### REQUIRED TASK
Do not include the pictures; repeat the rest of the data exactly.
— START OF DATA TO PROCESS —
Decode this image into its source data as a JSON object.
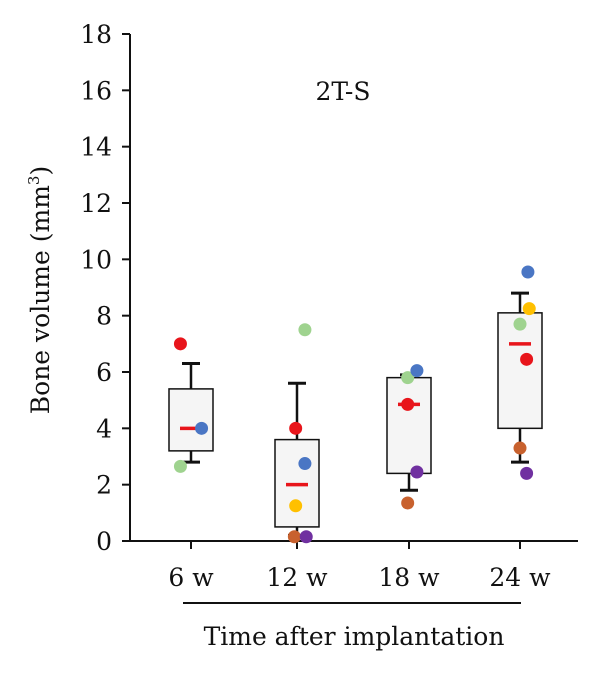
{
  "chart_data": {
    "type": "box",
    "annotation": "2T-S",
    "ylabel_main": "Bone volume (mm",
    "ylabel_sup": "3",
    "ylabel_end": ")",
    "xlabel": "Time after implantation",
    "categories": [
      "6 w",
      "12 w",
      "18 w",
      "24 w"
    ],
    "ylim": [
      0,
      18
    ],
    "yticks": [
      0,
      2,
      4,
      6,
      8,
      10,
      12,
      14,
      16,
      18
    ],
    "ytick_labels": [
      "0",
      "2",
      "4",
      "6",
      "8",
      "10",
      "12",
      "14",
      "16",
      "18"
    ],
    "grid": false,
    "boxes": [
      {
        "q1": 3.2,
        "q3": 5.4,
        "mean": 4.0,
        "whisker_low": 2.8,
        "whisker_high": 6.3
      },
      {
        "q1": 0.5,
        "q3": 3.6,
        "mean": 2.0,
        "whisker_low": 0.2,
        "whisker_high": 5.6
      },
      {
        "q1": 2.4,
        "q3": 5.8,
        "mean": 4.85,
        "whisker_low": 1.8,
        "whisker_high": 5.9
      },
      {
        "q1": 4.0,
        "q3": 8.1,
        "mean": 7.0,
        "whisker_low": 2.8,
        "whisker_high": 8.8
      }
    ],
    "points": [
      [
        {
          "y": 7.0,
          "color": "#e8151b",
          "offset": -0.4
        },
        {
          "y": 4.0,
          "color": "#4a76c4",
          "offset": 0.4
        },
        {
          "y": 2.65,
          "color": "#9fd38f",
          "offset": -0.4
        }
      ],
      [
        {
          "y": 7.5,
          "color": "#9fd38f",
          "offset": 0.3
        },
        {
          "y": 4.0,
          "color": "#e8151b",
          "offset": -0.05
        },
        {
          "y": 2.75,
          "color": "#4a76c4",
          "offset": 0.3
        },
        {
          "y": 1.25,
          "color": "#ffc000",
          "offset": -0.05
        },
        {
          "y": 0.15,
          "color": "#c8612e",
          "offset": -0.1
        },
        {
          "y": 0.15,
          "color": "#7030a0",
          "offset": 0.35
        }
      ],
      [
        {
          "y": 5.8,
          "color": "#9fd38f",
          "offset": -0.05
        },
        {
          "y": 6.05,
          "color": "#4a76c4",
          "offset": 0.3
        },
        {
          "y": 4.85,
          "color": "#e8151b",
          "offset": -0.05
        },
        {
          "y": 2.45,
          "color": "#7030a0",
          "offset": 0.3
        },
        {
          "y": 1.35,
          "color": "#c8612e",
          "offset": -0.05
        }
      ],
      [
        {
          "y": 9.55,
          "color": "#4a76c4",
          "offset": 0.3
        },
        {
          "y": 8.25,
          "color": "#ffc000",
          "offset": 0.35
        },
        {
          "y": 7.7,
          "color": "#9fd38f",
          "offset": 0.0
        },
        {
          "y": 6.45,
          "color": "#e8151b",
          "offset": 0.25
        },
        {
          "y": 3.3,
          "color": "#c8612e",
          "offset": 0.0
        },
        {
          "y": 2.4,
          "color": "#7030a0",
          "offset": 0.25
        }
      ]
    ],
    "colors": {
      "axis": "#111111",
      "box_fill": "#f5f5f5",
      "box_stroke": "#111111",
      "mean": "#e8151b"
    }
  }
}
— END OF DATA TO PROCESS —
### ANSWER TO THE EXERCISE
Decode this image into its source data as a JSON object.
{
  "chart_data": {
    "type": "box",
    "annotation": "2T-S",
    "ylabel_main": "Bone volume (mm",
    "ylabel_sup": "3",
    "ylabel_end": ")",
    "xlabel": "Time after implantation",
    "categories": [
      "6 w",
      "12 w",
      "18 w",
      "24 w"
    ],
    "ylim": [
      0,
      18
    ],
    "yticks": [
      0,
      2,
      4,
      6,
      8,
      10,
      12,
      14,
      16,
      18
    ],
    "ytick_labels": [
      "0",
      "2",
      "4",
      "6",
      "8",
      "10",
      "12",
      "14",
      "16",
      "18"
    ],
    "grid": false,
    "boxes": [
      {
        "q1": 3.2,
        "q3": 5.4,
        "mean": 4.0,
        "whisker_low": 2.8,
        "whisker_high": 6.3
      },
      {
        "q1": 0.5,
        "q3": 3.6,
        "mean": 2.0,
        "whisker_low": 0.2,
        "whisker_high": 5.6
      },
      {
        "q1": 2.4,
        "q3": 5.8,
        "mean": 4.85,
        "whisker_low": 1.8,
        "whisker_high": 5.9
      },
      {
        "q1": 4.0,
        "q3": 8.1,
        "mean": 7.0,
        "whisker_low": 2.8,
        "whisker_high": 8.8
      }
    ],
    "points": [
      [
        {
          "y": 7.0,
          "color": "#e8151b",
          "offset": -0.4
        },
        {
          "y": 4.0,
          "color": "#4a76c4",
          "offset": 0.4
        },
        {
          "y": 2.65,
          "color": "#9fd38f",
          "offset": -0.4
        }
      ],
      [
        {
          "y": 7.5,
          "color": "#9fd38f",
          "offset": 0.3
        },
        {
          "y": 4.0,
          "color": "#e8151b",
          "offset": -0.05
        },
        {
          "y": 2.75,
          "color": "#4a76c4",
          "offset": 0.3
        },
        {
          "y": 1.25,
          "color": "#ffc000",
          "offset": -0.05
        },
        {
          "y": 0.15,
          "color": "#c8612e",
          "offset": -0.1
        },
        {
          "y": 0.15,
          "color": "#7030a0",
          "offset": 0.35
        }
      ],
      [
        {
          "y": 5.8,
          "color": "#9fd38f",
          "offset": -0.05
        },
        {
          "y": 6.05,
          "color": "#4a76c4",
          "offset": 0.3
        },
        {
          "y": 4.85,
          "color": "#e8151b",
          "offset": -0.05
        },
        {
          "y": 2.45,
          "color": "#7030a0",
          "offset": 0.3
        },
        {
          "y": 1.35,
          "color": "#c8612e",
          "offset": -0.05
        }
      ],
      [
        {
          "y": 9.55,
          "color": "#4a76c4",
          "offset": 0.3
        },
        {
          "y": 8.25,
          "color": "#ffc000",
          "offset": 0.35
        },
        {
          "y": 7.7,
          "color": "#9fd38f",
          "offset": 0.0
        },
        {
          "y": 6.45,
          "color": "#e8151b",
          "offset": 0.25
        },
        {
          "y": 3.3,
          "color": "#c8612e",
          "offset": 0.0
        },
        {
          "y": 2.4,
          "color": "#7030a0",
          "offset": 0.25
        }
      ]
    ],
    "colors": {
      "axis": "#111111",
      "box_fill": "#f5f5f5",
      "box_stroke": "#111111",
      "mean": "#e8151b"
    }
  }
}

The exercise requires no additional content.